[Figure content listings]
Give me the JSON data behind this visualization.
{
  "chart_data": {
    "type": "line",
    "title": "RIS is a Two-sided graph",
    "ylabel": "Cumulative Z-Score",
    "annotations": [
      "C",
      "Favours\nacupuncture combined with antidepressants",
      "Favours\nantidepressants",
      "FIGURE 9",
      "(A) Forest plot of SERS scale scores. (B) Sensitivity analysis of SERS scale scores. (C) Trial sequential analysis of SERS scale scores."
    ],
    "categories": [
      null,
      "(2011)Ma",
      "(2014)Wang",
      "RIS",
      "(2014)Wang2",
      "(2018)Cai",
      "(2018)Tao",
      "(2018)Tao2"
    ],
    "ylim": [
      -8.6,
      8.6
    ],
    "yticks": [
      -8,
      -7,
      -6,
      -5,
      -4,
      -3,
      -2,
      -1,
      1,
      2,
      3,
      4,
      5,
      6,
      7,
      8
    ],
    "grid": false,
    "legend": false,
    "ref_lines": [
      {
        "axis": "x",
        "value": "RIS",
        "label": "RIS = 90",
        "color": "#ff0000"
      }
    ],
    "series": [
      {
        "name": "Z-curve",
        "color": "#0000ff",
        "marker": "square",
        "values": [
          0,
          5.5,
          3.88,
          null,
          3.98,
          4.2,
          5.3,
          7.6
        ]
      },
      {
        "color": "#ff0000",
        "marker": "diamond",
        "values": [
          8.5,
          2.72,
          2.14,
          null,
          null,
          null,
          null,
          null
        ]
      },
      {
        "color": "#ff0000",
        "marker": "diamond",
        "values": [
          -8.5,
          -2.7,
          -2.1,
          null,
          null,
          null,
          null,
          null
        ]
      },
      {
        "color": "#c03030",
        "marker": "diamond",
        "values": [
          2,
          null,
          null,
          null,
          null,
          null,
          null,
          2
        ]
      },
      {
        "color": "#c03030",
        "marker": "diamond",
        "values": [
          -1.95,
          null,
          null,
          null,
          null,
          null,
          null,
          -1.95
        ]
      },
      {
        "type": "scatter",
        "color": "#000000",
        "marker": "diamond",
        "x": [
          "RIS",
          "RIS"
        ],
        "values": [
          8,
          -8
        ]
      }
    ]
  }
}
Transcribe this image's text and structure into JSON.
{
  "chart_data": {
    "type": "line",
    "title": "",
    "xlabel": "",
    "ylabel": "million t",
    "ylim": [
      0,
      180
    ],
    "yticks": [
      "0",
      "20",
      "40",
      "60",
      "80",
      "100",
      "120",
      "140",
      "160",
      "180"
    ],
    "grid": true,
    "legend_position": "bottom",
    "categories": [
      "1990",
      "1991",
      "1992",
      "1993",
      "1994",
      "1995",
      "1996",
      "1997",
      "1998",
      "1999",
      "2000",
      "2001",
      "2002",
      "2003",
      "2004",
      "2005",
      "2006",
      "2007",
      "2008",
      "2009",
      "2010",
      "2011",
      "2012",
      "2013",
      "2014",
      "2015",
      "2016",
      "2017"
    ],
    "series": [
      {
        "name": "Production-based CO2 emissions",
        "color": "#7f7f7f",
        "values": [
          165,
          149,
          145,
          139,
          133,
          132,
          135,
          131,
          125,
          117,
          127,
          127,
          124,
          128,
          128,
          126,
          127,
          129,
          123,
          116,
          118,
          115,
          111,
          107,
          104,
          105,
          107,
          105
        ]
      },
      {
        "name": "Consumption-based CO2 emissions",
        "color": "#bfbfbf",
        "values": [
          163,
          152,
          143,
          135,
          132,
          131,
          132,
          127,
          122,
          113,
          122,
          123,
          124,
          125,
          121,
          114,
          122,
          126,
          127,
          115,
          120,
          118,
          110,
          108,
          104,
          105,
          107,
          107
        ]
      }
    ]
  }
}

AIM :: Using the data above, print every record exactly as shown.

SOLUTION TO THE PROBLEM ::
Give me the JSON data behind this visualization.
{
  "chart_data": {
    "type": "line",
    "title": "RIS is a Two-sided graph",
    "ylabel": "Cumulative Z-Score",
    "annotations": [
      "C",
      "Favours\nacupuncture combined with antidepressants",
      "Favours\nantidepressants",
      "FIGURE 9",
      "(A) Forest plot of SERS scale scores. (B) Sensitivity analysis of SERS scale scores. (C) Trial sequential analysis of SERS scale scores."
    ],
    "categories": [
      null,
      "(2011)Ma",
      "(2014)Wang",
      "RIS",
      "(2014)Wang2",
      "(2018)Cai",
      "(2018)Tao",
      "(2018)Tao2"
    ],
    "ylim": [
      -8.6,
      8.6
    ],
    "yticks": [
      -8,
      -7,
      -6,
      -5,
      -4,
      -3,
      -2,
      -1,
      1,
      2,
      3,
      4,
      5,
      6,
      7,
      8
    ],
    "grid": false,
    "legend": false,
    "ref_lines": [
      {
        "axis": "x",
        "value": "RIS",
        "label": "RIS = 90",
        "color": "#ff0000"
      }
    ],
    "series": [
      {
        "name": "Z-curve",
        "color": "#0000ff",
        "marker": "square",
        "values": [
          0,
          5.5,
          3.88,
          null,
          3.98,
          4.2,
          5.3,
          7.6
        ]
      },
      {
        "color": "#ff0000",
        "marker": "diamond",
        "values": [
          8.5,
          2.72,
          2.14,
          null,
          null,
          null,
          null,
          null
        ]
      },
      {
        "color": "#ff0000",
        "marker": "diamond",
        "values": [
          -8.5,
          -2.7,
          -2.1,
          null,
          null,
          null,
          null,
          null
        ]
      },
      {
        "color": "#c03030",
        "marker": "diamond",
        "values": [
          2,
          null,
          null,
          null,
          null,
          null,
          null,
          2
        ]
      },
      {
        "color": "#c03030",
        "marker": "diamond",
        "values": [
          -1.95,
          null,
          null,
          null,
          null,
          null,
          null,
          -1.95
        ]
      },
      {
        "type": "scatter",
        "color": "#000000",
        "marker": "diamond",
        "x": [
          "RIS",
          "RIS"
        ],
        "values": [
          8,
          -8
        ]
      }
    ]
  }
}
Transcribe this image's text and structure into JSON.
{
  "chart_data": {
    "type": "line",
    "title": "",
    "xlabel": "",
    "ylabel": "million t",
    "ylim": [
      0,
      180
    ],
    "yticks": [
      "0",
      "20",
      "40",
      "60",
      "80",
      "100",
      "120",
      "140",
      "160",
      "180"
    ],
    "grid": true,
    "legend_position": "bottom",
    "categories": [
      "1990",
      "1991",
      "1992",
      "1993",
      "1994",
      "1995",
      "1996",
      "1997",
      "1998",
      "1999",
      "2000",
      "2001",
      "2002",
      "2003",
      "2004",
      "2005",
      "2006",
      "2007",
      "2008",
      "2009",
      "2010",
      "2011",
      "2012",
      "2013",
      "2014",
      "2015",
      "2016",
      "2017"
    ],
    "series": [
      {
        "name": "Production-based CO2 emissions",
        "color": "#7f7f7f",
        "values": [
          165,
          149,
          145,
          139,
          133,
          132,
          135,
          131,
          125,
          117,
          127,
          127,
          124,
          128,
          128,
          126,
          127,
          129,
          123,
          116,
          118,
          115,
          111,
          107,
          104,
          105,
          107,
          105
        ]
      },
      {
        "name": "Consumption-based CO2 emissions",
        "color": "#bfbfbf",
        "values": [
          163,
          152,
          143,
          135,
          132,
          131,
          132,
          127,
          122,
          113,
          122,
          123,
          124,
          125,
          121,
          114,
          122,
          126,
          127,
          115,
          120,
          118,
          110,
          108,
          104,
          105,
          107,
          107
        ]
      }
    ]
  }
}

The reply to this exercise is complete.